__The input__.
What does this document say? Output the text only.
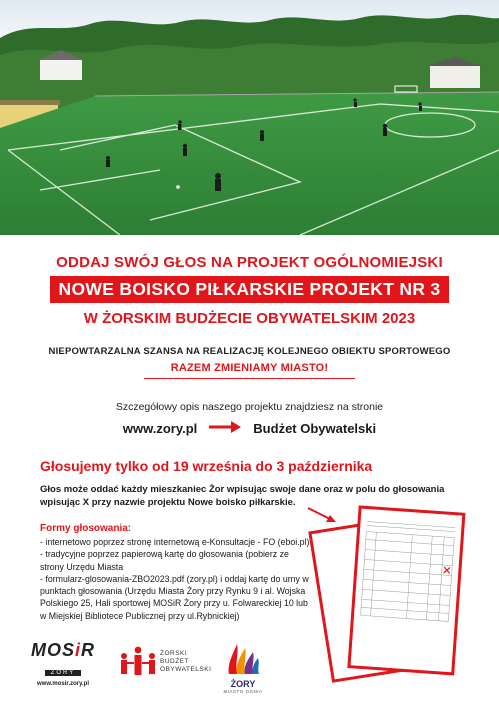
ODDAJ SWÓJ GŁOS NA PROJEKT OGÓLNOMIEJSKI
NOWE BOISKO PIŁKARSKIE PROJEKT NR 3
W ŻORSKIM BUDŻECIE OBYWATELSKIM 2023
NIEPOWTARZALNA SZANSA NA REALIZACJĘ KOLEJNEGO OBIEKTU SPORTOWEGO
RAZEM ZMIENIAMY MIASTO!
Szczegółowy opis naszego projektu znajdziesz na stronie
www.zory.pl	Budżet Obywatelski
Głosujemy tylko od 19 września do 3 października
Głos może oddać każdy mieszkaniec Żor wpisując swoje dane oraz w polu do głosowania wpisując X przy nazwie projektu Nowe boisko piłkarskie.
Formy głosowania:
- internetowo poprzez stronę internetową e-Konsultacje - FO (eboi.pl)
- tradycyjne poprzez papierową kartę do głosowania (pobierz ze strony Urzędu Miasta
- formularz-glosowania-ZBO2023.pdf (zory.pl) i oddaj kartę do urny w punktach głosowania (Urzędu Miasta Żory przy Rynku 9 i al. Wojska Polskiego 25, Hali sportowej MOSiR Żory przy u. Folwareckiej 10 lub w Miejskiej Bibliotece Publicznej przy ul.Rybnickiej)
MOSiR
ŻORY
www.mosir.zory.pl
ŻORSKI
BUDŻET
OBYWATELSKI
ŻORY
MIASTO OGNIA
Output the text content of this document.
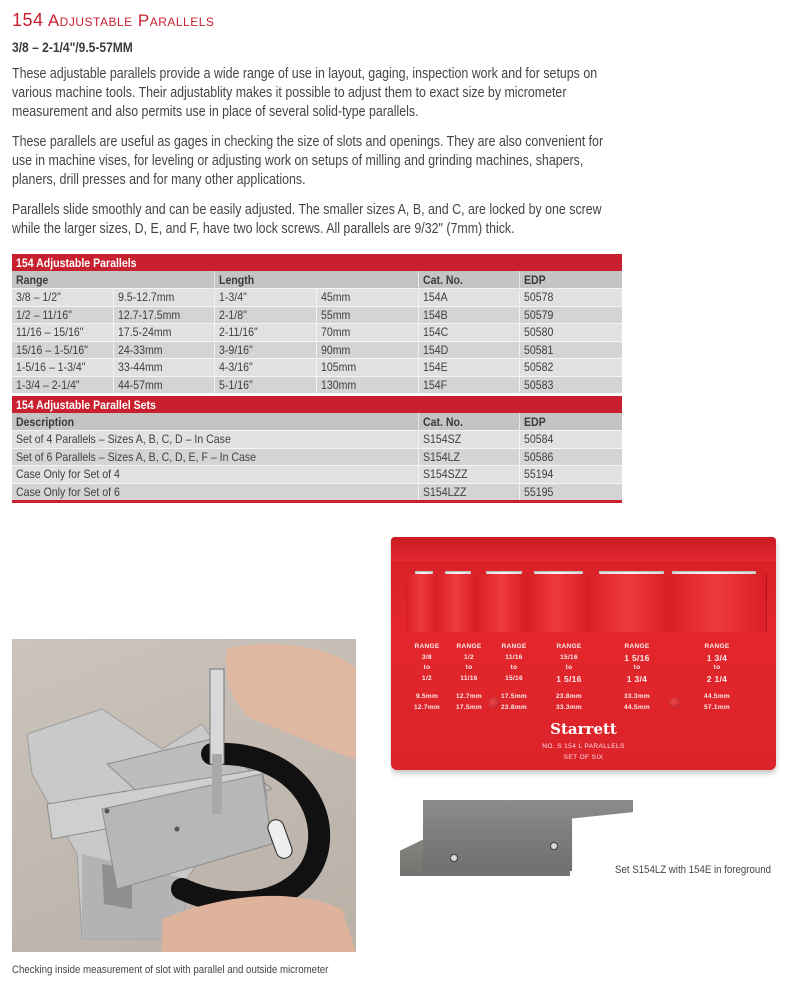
154 Adjustable Parallels
3/8 – 2-1/4"/9.5-57MM

These adjustable parallels provide a wide range of use in layout, gaging, inspection work and for setups on various machine tools. Their adjustablity makes it possible to adjust them to exact size by micrometer measurement and also permits use in place of several solid-type parallels.

These parallels are useful as gages in checking the size of slots and openings. They are also convenient for use in machine vises, for leveling or adjusting work on setups of milling and grinding machines, shapers, planers, drill presses and for many other applications.

Parallels slide smoothly and can be easily adjusted. The smaller sizes A, B, and C, are locked by one screw while the larger sizes, D, E, and F, have two lock screws. All parallels are 9/32" (7mm) thick.

154 Adjustable Parallels					
Range		Length		Cat. No.	EDP
3/8 – 1/2"	9.5-12.7mm	1-3/4"	45mm	154A	50578
1/2 – 11/16"	12.7-17.5mm	2-1/8"	55mm	154B	50579
11/16 – 15/16"	17.5-24mm	2-11/16"	70mm	154C	50580
15/16 – 1-5/16"	24-33mm	3-9/16"	90mm	154D	50581
1-5/16 – 1-3/4"	33-44mm	4-3/16"	105mm	154E	50582
1-3/4 – 2-1/4"	44-57mm	5-1/16"	130mm	154F	50583
154 Adjustable Parallel Sets		
Description	Cat. No.	EDP
Set of 4 Parallels – Sizes A, B, C, D – In Case	S154SZ	50584
Set of 6 Parallels – Sizes A, B, C, D, E, F – In Case	S154LZ	50586
Case Only for Set of 4	S154SZZ	55194
Case Only for Set of 6	S154LZZ	55195

Checking inside measurement of slot with parallel and outside micrometer
RANGE
3/8
to
1/2
9.5mm
12.7mm
RANGE
1/2
to
11/16
12.7mm
17.5mm
RANGE
11/16
to
15/16
17.5mm
23.8mm
RANGE
15/16
to
1 5/16
23.8mm
33.3mm
RANGE
1 5/16
to
1 3/4
33.3mm
44.5mm
RANGE
1 3/4
to
2 1/4
44.5mm
57.1mm
Starrett
NO. S 154 L PARALLELS
SET OF SIX
Set S154LZ with 154E in foreground
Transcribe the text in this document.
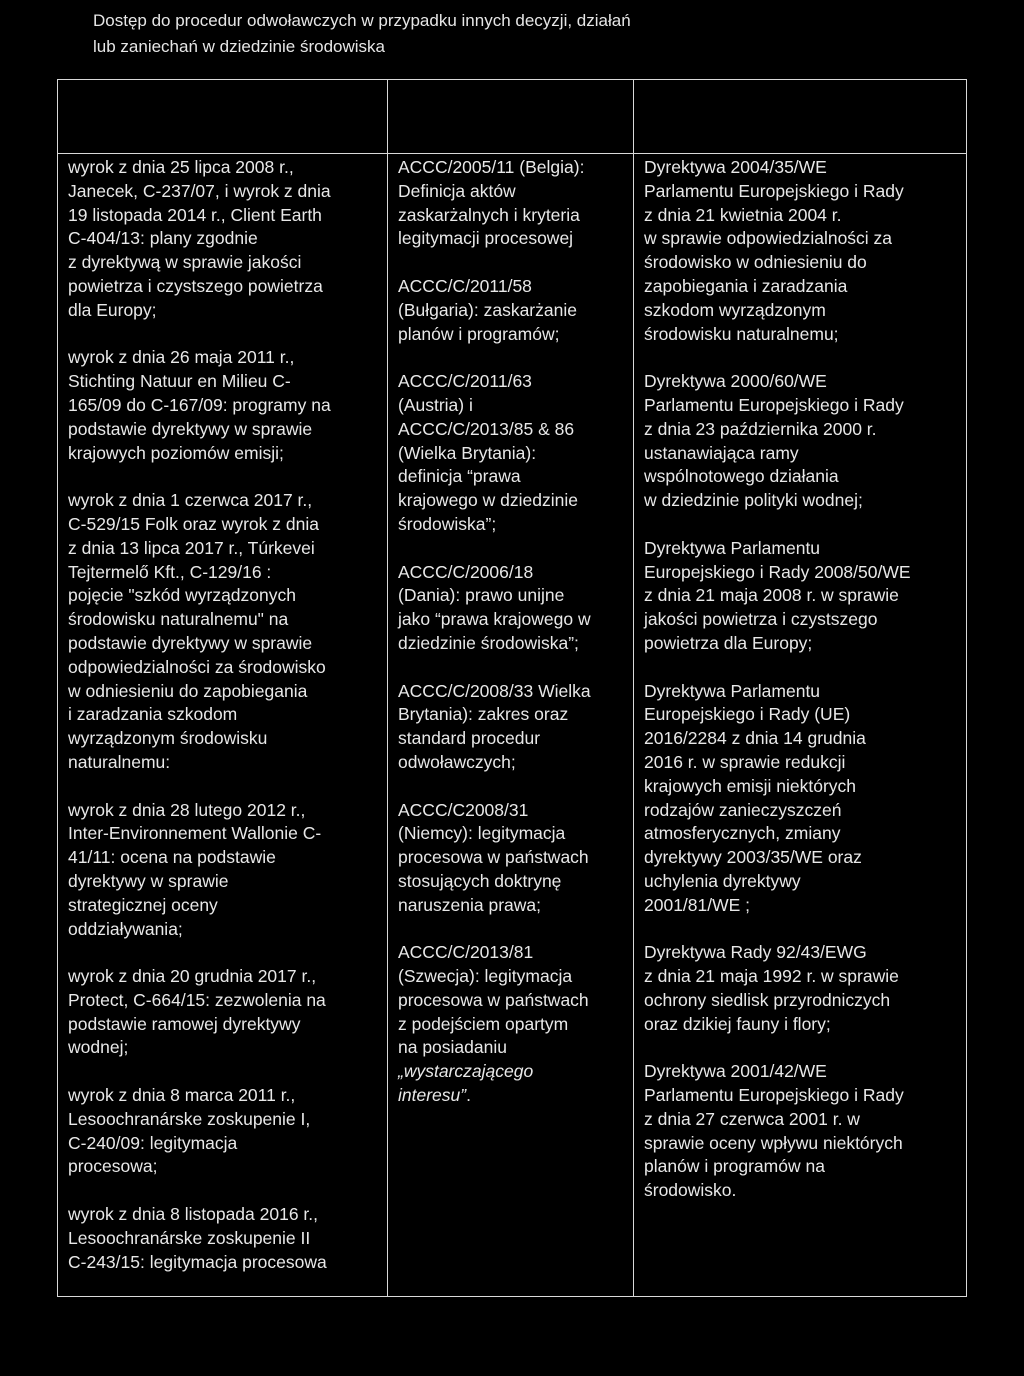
Dostęp do procedur odwoławczych w przypadku innych decyzji, działań
lub zaniechań w dziedzinie środowiska

wyrok z dnia 25 lipca 2008 r.,
Janecek, C-237/07, i wyrok z dnia
19 listopada 2014 r., Client Earth
C-404/13: plany zgodnie
z dyrektywą w sprawie jakości
powietrza i czystszego powietrza
dla Europy;

wyrok z dnia 26 maja 2011 r.,
Stichting Natuur en Milieu C-
165/09 do C-167/09: programy na
podstawie dyrektywy w sprawie
krajowych poziomów emisji;

wyrok z dnia 1 czerwca 2017 r.,
C-529/15 Folk oraz wyrok z dnia
z dnia 13 lipca 2017 r., Túrkevei
Tejtermelő Kft., C-129/16 :
pojęcie "szkód wyrządzonych
środowisku naturalnemu" na
podstawie dyrektywy w sprawie
odpowiedzialności za środowisko
w odniesieniu do zapobiegania
i zaradzania szkodom
wyrządzonym środowisku
naturalnemu:

wyrok z dnia 28 lutego 2012 r.,
Inter-Environnement Wallonie C-
41/11: ocena na podstawie
dyrektywy w sprawie
strategicznej oceny
oddziaływania;

wyrok z dnia 20 grudnia 2017 r.,
Protect, C-664/15: zezwolenia na
podstawie ramowej dyrektywy
wodnej;

wyrok z dnia 8 marca 2011 r.,
Lesoochranárske zoskupenie I,
C-240/09: legitymacja
procesowa;

wyrok z dnia 8 listopada 2016 r.,
Lesoochranárske zoskupenie II
C-243/15: legitymacja procesowa

ACCC/2005/11 (Belgia):
Definicja aktów
zaskarżalnych i kryteria
legitymacji procesowej

ACCC/C/2011/58
(Bułgaria): zaskarżanie
planów i programów;

ACCC/C/2011/63
(Austria) i
ACCC/C/2013/85 & 86
(Wielka Brytania):
definicja “prawa
krajowego w dziedzinie
środowiska”;

ACCC/C/2006/18
(Dania): prawo unijne
jako “prawa krajowego w
dziedzinie środowiska”;

ACCC/C/2008/33 Wielka
Brytania): zakres oraz
standard procedur
odwoławczych;

ACCC/C2008/31
(Niemcy): legitymacja
procesowa w państwach
stosujących doktrynę
naruszenia prawa;

ACCC/C/2013/81
(Szwecja): legitymacja
procesowa w państwach
z podejściem opartym
na posiadaniu
„wystarczającego
interesu”.

Dyrektywa 2004/35/WE
Parlamentu Europejskiego i Rady
z dnia 21 kwietnia 2004 r.
w sprawie odpowiedzialności za
środowisko w odniesieniu do
zapobiegania i zaradzania
szkodom wyrządzonym
środowisku naturalnemu;

Dyrektywa 2000/60/WE
Parlamentu Europejskiego i Rady
z dnia 23 października 2000 r.
ustanawiająca ramy
wspólnotowego działania
w dziedzinie polityki wodnej;

Dyrektywa Parlamentu
Europejskiego i Rady 2008/50/WE
z dnia 21 maja 2008 r. w sprawie
jakości powietrza i czystszego
powietrza dla Europy;

Dyrektywa Parlamentu
Europejskiego i Rady (UE)
2016/2284 z dnia 14 grudnia
2016 r. w sprawie redukcji
krajowych emisji niektórych
rodzajów zanieczyszczeń
atmosferycznych, zmiany
dyrektywy 2003/35/WE oraz
uchylenia dyrektywy
2001/81/WE ;

Dyrektywa Rady 92/43/EWG
z dnia 21 maja 1992 r. w sprawie
ochrony siedlisk przyrodniczych
oraz dzikiej fauny i flory;

Dyrektywa 2001/42/WE
Parlamentu Europejskiego i Rady
z dnia 27 czerwca 2001 r. w
sprawie oceny wpływu niektórych
planów i programów na
środowisko.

__Direction__.
Every entry must be transcribed exactly. Pictures do not belong in the copy.

__Written response__.
What does this document say? Output the text only.
ODDAJ SWÓJ GŁOS NA PROJEKT OGÓLNOMIEJSKI
NOWE BOISKO PIŁKARSKIE PROJEKT NR 3
W ŻORSKIM BUDŻECIE OBYWATELSKIM 2023
NIEPOWTARZALNA SZANSA NA REALIZACJĘ KOLEJNEGO OBIEKTU SPORTOWEGO
RAZEM ZMIENIAMY MIASTO!
Szczegółowy opis naszego projektu znajdziesz na stronie
www.zory.pl	Budżet Obywatelski
Głosujemy tylko od 19 września do 3 października
Głos może oddać każdy mieszkaniec Żor wpisując swoje dane oraz w polu do głosowania wpisując X przy nazwie projektu Nowe boisko piłkarskie.
Formy głosowania:
- internetowo poprzez stronę internetową e-Konsultacje - FO (eboi.pl)
- tradycyjne poprzez papierową kartę do głosowania (pobierz ze strony Urzędu Miasta
- formularz-glosowania-ZBO2023.pdf (zory.pl) i oddaj kartę do urny w punktach głosowania (Urzędu Miasta Żory przy Rynku 9 i al. Wojska Polskiego 25, Hali sportowej MOSiR Żory przy u. Folwareckiej 10 lub w Miejskiej Bibliotece Publicznej przy ul.Rybnickiej)
MOSiR
ŻORY
www.mosir.zory.pl
ŻORSKI
BUDŻET
OBYWATELSKI
ŻORY
MIASTO OGNIA
Output the text content of this document.
154 Adjustable Parallels
3/8 – 2-1/4"/9.5-57MM

These adjustable parallels provide a wide range of use in layout, gaging, inspection work and for setups on various machine tools. Their adjustablity makes it possible to adjust them to exact size by micrometer measurement and also permits use in place of several solid-type parallels.

These parallels are useful as gages in checking the size of slots and openings. They are also convenient for use in machine vises, for leveling or adjusting work on setups of milling and grinding machines, shapers, planers, drill presses and for many other applications.

Parallels slide smoothly and can be easily adjusted. The smaller sizes A, B, and C, are locked by one screw while the larger sizes, D, E, and F, have two lock screws. All parallels are 9/32" (7mm) thick.

154 Adjustable Parallels					
Range		Length		Cat. No.	EDP
3/8 – 1/2"	9.5-12.7mm	1-3/4"	45mm	154A	50578
1/2 – 11/16"	12.7-17.5mm	2-1/8"	55mm	154B	50579
11/16 – 15/16"	17.5-24mm	2-11/16"	70mm	154C	50580
15/16 – 1-5/16"	24-33mm	3-9/16"	90mm	154D	50581
1-5/16 – 1-3/4"	33-44mm	4-3/16"	105mm	154E	50582
1-3/4 – 2-1/4"	44-57mm	5-1/16"	130mm	154F	50583
154 Adjustable Parallel Sets		
Description	Cat. No.	EDP
Set of 4 Parallels – Sizes A, B, C, D – In Case	S154SZ	50584
Set of 6 Parallels – Sizes A, B, C, D, E, F – In Case	S154LZ	50586
Case Only for Set of 4	S154SZZ	55194
Case Only for Set of 6	S154LZZ	55195

Checking inside measurement of slot with parallel and outside micrometer
RANGE
3/8
to
1/2
9.5mm
12.7mm
RANGE
1/2
to
11/16
12.7mm
17.5mm
RANGE
11/16
to
15/16
17.5mm
23.8mm
RANGE
15/16
to
1 5/16
23.8mm
33.3mm
RANGE
1 5/16
to
1 3/4
33.3mm
44.5mm
RANGE
1 3/4
to
2 1/4
44.5mm
57.1mm
Starrett
NO. S 154 L PARALLELS
SET OF SIX
Set S154LZ with 154E in foreground
Transcribe the text in this document.
Dostęp do procedur odwoławczych w przypadku innych decyzji, działań
lub zaniechań w dziedzinie środowiska

wyrok z dnia 25 lipca 2008 r.,
Janecek, C-237/07, i wyrok z dnia
19 listopada 2014 r., Client Earth
C-404/13: plany zgodnie
z dyrektywą w sprawie jakości
powietrza i czystszego powietrza
dla Europy;

wyrok z dnia 26 maja 2011 r.,
Stichting Natuur en Milieu C-
165/09 do C-167/09: programy na
podstawie dyrektywy w sprawie
krajowych poziomów emisji;

wyrok z dnia 1 czerwca 2017 r.,
C-529/15 Folk oraz wyrok z dnia
z dnia 13 lipca 2017 r., Túrkevei
Tejtermelő Kft., C-129/16 :
pojęcie "szkód wyrządzonych
środowisku naturalnemu" na
podstawie dyrektywy w sprawie
odpowiedzialności za środowisko
w odniesieniu do zapobiegania
i zaradzania szkodom
wyrządzonym środowisku
naturalnemu:

wyrok z dnia 28 lutego 2012 r.,
Inter-Environnement Wallonie C-
41/11: ocena na podstawie
dyrektywy w sprawie
strategicznej oceny
oddziaływania;

wyrok z dnia 20 grudnia 2017 r.,
Protect, C-664/15: zezwolenia na
podstawie ramowej dyrektywy
wodnej;

wyrok z dnia 8 marca 2011 r.,
Lesoochranárske zoskupenie I,
C-240/09: legitymacja
procesowa;

wyrok z dnia 8 listopada 2016 r.,
Lesoochranárske zoskupenie II
C-243/15: legitymacja procesowa

ACCC/2005/11 (Belgia):
Definicja aktów
zaskarżalnych i kryteria
legitymacji procesowej

ACCC/C/2011/58
(Bułgaria): zaskarżanie
planów i programów;

ACCC/C/2011/63
(Austria) i
ACCC/C/2013/85 & 86
(Wielka Brytania):
definicja “prawa
krajowego w dziedzinie
środowiska”;

ACCC/C/2006/18
(Dania): prawo unijne
jako “prawa krajowego w
dziedzinie środowiska”;

ACCC/C/2008/33 Wielka
Brytania): zakres oraz
standard procedur
odwoławczych;

ACCC/C2008/31
(Niemcy): legitymacja
procesowa w państwach
stosujących doktrynę
naruszenia prawa;

ACCC/C/2013/81
(Szwecja): legitymacja
procesowa w państwach
z podejściem opartym
na posiadaniu
„wystarczającego
interesu”.

Dyrektywa 2004/35/WE
Parlamentu Europejskiego i Rady
z dnia 21 kwietnia 2004 r.
w sprawie odpowiedzialności za
środowisko w odniesieniu do
zapobiegania i zaradzania
szkodom wyrządzonym
środowisku naturalnemu;

Dyrektywa 2000/60/WE
Parlamentu Europejskiego i Rady
z dnia 23 października 2000 r.
ustanawiająca ramy
wspólnotowego działania
w dziedzinie polityki wodnej;

Dyrektywa Parlamentu
Europejskiego i Rady 2008/50/WE
z dnia 21 maja 2008 r. w sprawie
jakości powietrza i czystszego
powietrza dla Europy;

Dyrektywa Parlamentu
Europejskiego i Rady (UE)
2016/2284 z dnia 14 grudnia
2016 r. w sprawie redukcji
krajowych emisji niektórych
rodzajów zanieczyszczeń
atmosferycznych, zmiany
dyrektywy 2003/35/WE oraz
uchylenia dyrektywy
2001/81/WE ;

Dyrektywa Rady 92/43/EWG
z dnia 21 maja 1992 r. w sprawie
ochrony siedlisk przyrodniczych
oraz dzikiej fauny i flory;

Dyrektywa 2001/42/WE
Parlamentu Europejskiego i Rady
z dnia 27 czerwca 2001 r. w
sprawie oceny wpływu niektórych
planów i programów na
środowisko.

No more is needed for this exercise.